Document section:
■ ■ ■ ■ ■
Sara Mead and Ashley LiBetti Mitchel have done a great public service by providing a detailed study of how the early care and K–12 education policy landscape creates barriers to collaboration. It is good to see the Thomas B. Fordham Institute focusing its considerable knowledge and prestige on thinking about this opportunity.
From the perspective of someone who has been involved with charter schools since 1993, adding preschool and pre-kindergarten arrows to the education reform quiver has been a no-brainer since 2005. That was the year we launched AppleTree Early Learning Public Charter School in Washington, D.C.
The science behind early learning is clear and compelling. With growing numbers of children living in poverty-stricken and fragmented family households, the need is clear and compelling too.
Resources are already being invested. By some estimates, federal, state, and local governments (as well as corporations and individuals) spend $70 billion each year on myriad programs for early care and education. But as the study illustrates, the sector is highly fragmented, lacks quality, and is not connected to K–12 education in any meaningful way. Few states currently even offer full-day kindergarten.
■ ■ ■ ■ ■
Could you update the early-learning commentary by giving everything from "The science behind" down to "and compelling too." again, with "poverty-stricken" changed to "low-income"? The entries play no part in this.
■ ■ ■ ■ ■
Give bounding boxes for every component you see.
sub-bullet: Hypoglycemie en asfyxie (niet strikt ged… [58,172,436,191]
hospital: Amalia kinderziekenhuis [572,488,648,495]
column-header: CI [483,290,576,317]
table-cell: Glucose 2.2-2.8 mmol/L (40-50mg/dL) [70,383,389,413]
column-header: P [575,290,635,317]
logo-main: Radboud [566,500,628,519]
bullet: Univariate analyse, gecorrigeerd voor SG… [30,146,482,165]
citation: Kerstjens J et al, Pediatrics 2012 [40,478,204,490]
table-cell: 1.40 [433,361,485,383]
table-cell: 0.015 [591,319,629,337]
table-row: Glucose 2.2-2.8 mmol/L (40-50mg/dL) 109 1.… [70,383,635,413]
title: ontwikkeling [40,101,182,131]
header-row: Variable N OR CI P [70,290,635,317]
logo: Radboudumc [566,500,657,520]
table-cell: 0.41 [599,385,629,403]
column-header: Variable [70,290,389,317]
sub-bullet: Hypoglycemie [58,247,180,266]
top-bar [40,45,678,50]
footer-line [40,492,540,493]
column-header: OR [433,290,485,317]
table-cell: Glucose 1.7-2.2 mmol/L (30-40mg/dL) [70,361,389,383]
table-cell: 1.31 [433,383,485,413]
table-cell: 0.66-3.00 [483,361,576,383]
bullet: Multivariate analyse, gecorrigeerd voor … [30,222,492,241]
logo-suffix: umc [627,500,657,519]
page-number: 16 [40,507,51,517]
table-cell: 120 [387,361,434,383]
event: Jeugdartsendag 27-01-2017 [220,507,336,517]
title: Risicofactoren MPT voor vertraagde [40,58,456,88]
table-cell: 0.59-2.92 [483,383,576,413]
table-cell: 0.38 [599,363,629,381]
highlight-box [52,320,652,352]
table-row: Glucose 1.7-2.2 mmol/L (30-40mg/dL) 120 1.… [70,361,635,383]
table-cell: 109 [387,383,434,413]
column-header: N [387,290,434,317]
■ ■ ■ ■ ■
Problem solution:
The science behind early learning is clear and compelling. With growing numbers of children living in low-income and fragmented family households, the need is clear and compelling too.